What is required => Copy out the lines that have "Percentage" in them.

Data for this exercise =>
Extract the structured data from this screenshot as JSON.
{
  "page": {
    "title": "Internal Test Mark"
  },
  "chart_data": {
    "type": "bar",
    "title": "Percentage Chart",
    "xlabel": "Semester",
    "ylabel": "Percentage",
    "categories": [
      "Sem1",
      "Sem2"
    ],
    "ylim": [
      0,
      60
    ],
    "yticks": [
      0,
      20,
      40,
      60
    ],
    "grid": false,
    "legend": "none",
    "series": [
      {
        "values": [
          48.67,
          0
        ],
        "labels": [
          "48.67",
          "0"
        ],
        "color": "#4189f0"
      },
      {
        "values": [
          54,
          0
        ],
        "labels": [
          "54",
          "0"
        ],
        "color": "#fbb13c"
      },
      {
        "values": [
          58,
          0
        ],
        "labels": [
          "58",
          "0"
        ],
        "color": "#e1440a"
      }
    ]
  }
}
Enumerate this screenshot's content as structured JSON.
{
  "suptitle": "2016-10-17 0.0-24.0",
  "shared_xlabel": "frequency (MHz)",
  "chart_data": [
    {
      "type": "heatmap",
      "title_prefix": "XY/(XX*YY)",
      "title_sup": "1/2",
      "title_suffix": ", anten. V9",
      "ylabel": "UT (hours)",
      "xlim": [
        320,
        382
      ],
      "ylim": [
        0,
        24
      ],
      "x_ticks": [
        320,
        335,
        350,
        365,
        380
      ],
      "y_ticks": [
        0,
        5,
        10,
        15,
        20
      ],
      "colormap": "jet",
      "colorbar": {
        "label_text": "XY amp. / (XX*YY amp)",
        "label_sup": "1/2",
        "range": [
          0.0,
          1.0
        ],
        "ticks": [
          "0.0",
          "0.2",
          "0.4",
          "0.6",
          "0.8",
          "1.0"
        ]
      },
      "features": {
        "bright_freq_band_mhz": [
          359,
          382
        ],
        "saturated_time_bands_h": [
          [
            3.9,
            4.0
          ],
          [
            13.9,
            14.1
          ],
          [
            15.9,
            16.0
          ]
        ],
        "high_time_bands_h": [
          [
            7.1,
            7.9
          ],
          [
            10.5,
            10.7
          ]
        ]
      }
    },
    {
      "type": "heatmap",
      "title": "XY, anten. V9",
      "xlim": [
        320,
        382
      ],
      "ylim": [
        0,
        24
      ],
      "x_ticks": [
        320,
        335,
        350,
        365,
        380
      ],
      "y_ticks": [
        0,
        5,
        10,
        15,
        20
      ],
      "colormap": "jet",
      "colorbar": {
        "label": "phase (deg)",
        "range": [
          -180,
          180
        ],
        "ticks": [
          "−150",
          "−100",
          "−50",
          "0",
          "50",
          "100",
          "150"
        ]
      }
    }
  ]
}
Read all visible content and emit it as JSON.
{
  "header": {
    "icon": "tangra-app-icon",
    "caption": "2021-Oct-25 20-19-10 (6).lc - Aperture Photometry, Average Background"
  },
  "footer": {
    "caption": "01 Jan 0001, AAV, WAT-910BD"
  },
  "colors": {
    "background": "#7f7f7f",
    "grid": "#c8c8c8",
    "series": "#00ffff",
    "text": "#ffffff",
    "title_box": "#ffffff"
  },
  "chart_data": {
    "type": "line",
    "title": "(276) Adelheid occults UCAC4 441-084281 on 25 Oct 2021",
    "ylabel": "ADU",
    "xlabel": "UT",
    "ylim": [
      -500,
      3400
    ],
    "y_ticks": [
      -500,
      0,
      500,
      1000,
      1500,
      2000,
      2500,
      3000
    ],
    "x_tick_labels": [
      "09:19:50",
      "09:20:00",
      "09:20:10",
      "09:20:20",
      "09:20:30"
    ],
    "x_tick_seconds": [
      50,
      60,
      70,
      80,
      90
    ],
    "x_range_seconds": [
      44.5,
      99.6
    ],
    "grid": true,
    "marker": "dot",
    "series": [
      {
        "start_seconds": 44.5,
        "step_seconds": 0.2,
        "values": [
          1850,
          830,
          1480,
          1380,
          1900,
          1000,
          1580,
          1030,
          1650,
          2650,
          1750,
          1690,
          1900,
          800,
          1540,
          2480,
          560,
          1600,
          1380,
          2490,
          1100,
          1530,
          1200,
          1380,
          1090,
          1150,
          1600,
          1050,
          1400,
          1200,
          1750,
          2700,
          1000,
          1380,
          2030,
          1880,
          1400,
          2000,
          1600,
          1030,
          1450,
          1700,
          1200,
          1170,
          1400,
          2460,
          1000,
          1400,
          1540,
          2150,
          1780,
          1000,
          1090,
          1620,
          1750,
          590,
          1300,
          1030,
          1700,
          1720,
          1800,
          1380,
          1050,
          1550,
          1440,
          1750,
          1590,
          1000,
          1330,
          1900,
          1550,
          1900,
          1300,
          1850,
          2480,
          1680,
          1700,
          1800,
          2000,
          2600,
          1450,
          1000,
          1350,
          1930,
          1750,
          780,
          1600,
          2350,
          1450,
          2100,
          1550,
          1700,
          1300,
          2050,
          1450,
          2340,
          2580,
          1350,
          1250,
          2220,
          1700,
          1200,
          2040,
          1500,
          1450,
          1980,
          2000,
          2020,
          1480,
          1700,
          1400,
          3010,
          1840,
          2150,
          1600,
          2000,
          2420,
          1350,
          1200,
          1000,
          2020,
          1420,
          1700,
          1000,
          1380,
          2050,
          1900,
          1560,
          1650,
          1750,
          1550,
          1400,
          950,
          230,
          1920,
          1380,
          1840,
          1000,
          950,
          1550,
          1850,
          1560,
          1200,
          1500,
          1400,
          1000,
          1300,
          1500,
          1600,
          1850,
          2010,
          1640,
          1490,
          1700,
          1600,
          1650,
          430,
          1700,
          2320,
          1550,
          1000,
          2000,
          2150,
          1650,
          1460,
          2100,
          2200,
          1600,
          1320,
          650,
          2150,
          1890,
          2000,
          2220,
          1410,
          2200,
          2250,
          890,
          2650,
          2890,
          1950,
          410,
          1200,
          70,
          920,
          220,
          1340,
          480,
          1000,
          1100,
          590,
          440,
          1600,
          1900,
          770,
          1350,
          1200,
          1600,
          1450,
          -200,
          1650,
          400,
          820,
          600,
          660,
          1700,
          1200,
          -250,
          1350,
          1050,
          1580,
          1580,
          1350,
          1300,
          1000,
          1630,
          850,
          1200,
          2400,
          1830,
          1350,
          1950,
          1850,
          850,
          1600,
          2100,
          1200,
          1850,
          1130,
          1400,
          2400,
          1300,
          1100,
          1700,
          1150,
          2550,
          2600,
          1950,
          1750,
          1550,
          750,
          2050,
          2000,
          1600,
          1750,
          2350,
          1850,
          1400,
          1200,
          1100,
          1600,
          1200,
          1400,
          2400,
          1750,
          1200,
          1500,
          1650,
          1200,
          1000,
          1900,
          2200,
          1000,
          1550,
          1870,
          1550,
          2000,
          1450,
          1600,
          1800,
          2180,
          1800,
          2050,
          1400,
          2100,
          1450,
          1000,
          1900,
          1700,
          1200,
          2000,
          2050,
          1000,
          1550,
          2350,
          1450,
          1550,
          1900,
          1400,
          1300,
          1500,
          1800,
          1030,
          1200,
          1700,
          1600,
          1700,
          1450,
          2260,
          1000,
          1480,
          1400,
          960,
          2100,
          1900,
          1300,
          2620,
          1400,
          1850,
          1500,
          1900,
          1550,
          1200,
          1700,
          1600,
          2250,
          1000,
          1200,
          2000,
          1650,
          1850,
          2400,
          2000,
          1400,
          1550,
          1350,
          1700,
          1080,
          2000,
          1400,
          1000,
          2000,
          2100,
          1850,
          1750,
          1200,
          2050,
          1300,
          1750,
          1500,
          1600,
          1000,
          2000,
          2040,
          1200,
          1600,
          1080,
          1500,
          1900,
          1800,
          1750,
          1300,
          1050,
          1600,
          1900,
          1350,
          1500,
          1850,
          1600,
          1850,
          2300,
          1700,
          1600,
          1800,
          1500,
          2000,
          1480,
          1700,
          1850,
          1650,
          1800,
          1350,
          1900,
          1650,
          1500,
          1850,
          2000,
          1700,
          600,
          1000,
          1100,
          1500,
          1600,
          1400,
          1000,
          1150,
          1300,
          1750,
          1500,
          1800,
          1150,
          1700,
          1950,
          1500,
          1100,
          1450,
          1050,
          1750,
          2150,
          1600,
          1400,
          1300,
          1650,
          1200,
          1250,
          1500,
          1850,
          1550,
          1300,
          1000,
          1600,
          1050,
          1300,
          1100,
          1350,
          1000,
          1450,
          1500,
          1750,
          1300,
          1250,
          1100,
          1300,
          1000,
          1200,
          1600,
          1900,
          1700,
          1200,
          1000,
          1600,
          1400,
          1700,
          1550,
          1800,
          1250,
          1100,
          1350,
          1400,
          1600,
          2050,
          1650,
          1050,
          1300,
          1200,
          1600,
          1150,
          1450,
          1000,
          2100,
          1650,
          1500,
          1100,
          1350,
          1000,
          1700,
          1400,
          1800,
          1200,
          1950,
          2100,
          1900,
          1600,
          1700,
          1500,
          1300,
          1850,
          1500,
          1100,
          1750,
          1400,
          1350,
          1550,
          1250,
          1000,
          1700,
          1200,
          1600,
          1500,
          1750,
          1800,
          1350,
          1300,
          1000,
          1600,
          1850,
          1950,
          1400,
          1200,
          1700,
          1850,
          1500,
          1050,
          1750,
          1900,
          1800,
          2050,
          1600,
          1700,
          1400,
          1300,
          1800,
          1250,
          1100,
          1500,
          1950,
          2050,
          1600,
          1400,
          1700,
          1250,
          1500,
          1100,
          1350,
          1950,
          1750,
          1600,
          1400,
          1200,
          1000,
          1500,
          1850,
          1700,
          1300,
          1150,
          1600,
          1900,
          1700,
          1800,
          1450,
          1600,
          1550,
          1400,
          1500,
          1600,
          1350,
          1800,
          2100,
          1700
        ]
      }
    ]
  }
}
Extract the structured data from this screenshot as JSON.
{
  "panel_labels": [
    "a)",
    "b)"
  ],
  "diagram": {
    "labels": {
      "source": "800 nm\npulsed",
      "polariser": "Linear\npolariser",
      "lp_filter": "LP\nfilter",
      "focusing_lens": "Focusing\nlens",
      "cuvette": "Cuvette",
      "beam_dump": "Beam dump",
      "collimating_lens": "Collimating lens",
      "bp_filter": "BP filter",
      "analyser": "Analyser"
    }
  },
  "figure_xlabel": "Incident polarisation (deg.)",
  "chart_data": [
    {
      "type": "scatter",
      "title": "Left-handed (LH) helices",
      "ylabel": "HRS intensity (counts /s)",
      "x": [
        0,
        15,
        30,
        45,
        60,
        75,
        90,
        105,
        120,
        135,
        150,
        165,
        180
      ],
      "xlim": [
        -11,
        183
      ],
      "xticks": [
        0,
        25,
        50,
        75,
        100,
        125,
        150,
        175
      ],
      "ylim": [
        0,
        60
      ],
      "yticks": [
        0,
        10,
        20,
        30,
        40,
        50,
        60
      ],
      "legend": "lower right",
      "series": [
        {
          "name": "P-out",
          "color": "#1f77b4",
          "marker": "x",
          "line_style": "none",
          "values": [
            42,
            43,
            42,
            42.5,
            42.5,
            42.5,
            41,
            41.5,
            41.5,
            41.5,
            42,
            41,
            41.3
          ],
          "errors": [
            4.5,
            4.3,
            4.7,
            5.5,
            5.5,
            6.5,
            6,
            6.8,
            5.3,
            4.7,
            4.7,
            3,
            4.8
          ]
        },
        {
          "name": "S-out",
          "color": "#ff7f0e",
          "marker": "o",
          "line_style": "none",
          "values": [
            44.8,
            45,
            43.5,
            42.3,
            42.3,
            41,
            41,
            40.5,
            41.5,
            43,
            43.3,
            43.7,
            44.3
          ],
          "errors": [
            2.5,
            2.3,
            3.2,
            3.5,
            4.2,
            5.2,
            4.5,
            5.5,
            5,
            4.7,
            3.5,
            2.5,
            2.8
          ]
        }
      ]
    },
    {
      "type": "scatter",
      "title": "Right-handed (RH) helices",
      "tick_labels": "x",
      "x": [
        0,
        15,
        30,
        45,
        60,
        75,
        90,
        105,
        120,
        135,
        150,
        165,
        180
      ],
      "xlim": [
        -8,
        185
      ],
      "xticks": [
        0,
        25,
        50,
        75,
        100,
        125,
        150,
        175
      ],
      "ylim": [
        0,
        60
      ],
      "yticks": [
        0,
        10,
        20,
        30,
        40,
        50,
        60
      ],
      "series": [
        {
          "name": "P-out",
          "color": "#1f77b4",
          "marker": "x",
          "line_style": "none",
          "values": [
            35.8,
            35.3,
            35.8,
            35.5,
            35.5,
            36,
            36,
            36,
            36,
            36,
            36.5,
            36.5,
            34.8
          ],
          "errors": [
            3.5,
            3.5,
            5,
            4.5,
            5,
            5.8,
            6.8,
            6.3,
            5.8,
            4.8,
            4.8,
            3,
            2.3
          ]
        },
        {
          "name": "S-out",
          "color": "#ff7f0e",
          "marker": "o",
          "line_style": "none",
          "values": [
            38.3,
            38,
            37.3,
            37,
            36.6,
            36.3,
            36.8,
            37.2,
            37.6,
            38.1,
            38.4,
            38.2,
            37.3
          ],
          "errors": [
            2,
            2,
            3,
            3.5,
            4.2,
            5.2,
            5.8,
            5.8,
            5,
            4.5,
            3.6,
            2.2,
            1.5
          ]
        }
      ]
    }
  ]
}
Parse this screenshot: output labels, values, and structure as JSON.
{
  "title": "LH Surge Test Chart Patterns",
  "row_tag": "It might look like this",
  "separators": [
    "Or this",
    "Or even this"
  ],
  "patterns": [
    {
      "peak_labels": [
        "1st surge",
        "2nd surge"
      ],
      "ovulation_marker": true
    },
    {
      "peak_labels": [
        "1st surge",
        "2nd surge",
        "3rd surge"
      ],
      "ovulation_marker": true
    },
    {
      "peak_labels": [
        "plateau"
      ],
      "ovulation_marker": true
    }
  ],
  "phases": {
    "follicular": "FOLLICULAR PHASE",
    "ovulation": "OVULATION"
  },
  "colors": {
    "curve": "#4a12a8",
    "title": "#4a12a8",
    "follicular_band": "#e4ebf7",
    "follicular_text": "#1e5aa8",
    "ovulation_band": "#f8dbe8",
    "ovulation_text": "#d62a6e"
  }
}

Written answer =>
    "title": "Percentage Chart",
    "ylabel": "Percentage",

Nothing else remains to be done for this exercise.